[EXTRACTED INFORMATION]:

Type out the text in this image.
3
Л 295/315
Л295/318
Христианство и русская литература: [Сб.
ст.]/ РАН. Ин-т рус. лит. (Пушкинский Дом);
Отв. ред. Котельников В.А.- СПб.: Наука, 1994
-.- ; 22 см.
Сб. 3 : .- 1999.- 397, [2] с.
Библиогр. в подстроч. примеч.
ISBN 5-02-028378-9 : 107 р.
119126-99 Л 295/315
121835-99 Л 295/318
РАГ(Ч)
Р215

[YOUR INSTRUCTIONS]:
Repeat the listing in full, keeping every line exactly as it is.

[WRITTEN SOLUTION]:
Type out the text in this image.
3
Л 295/315
Л295/318
Христианство и русская литература: [Сб.
ст.]/ РАН. Ин-т рус. лит. (Пушкинский Дом);
Отв. ред. Котельников В.А.- СПб.: Наука, 1994
-.- ; 22 см.
Сб. 3 : .- 1999.- 397, [2] с.
Библиогр. в подстроч. примеч.
ISBN 5-02-028378-9 : 107 р.
119126-99 Л 295/315
121835-99 Л 295/318
РАГ(Ч)
Р215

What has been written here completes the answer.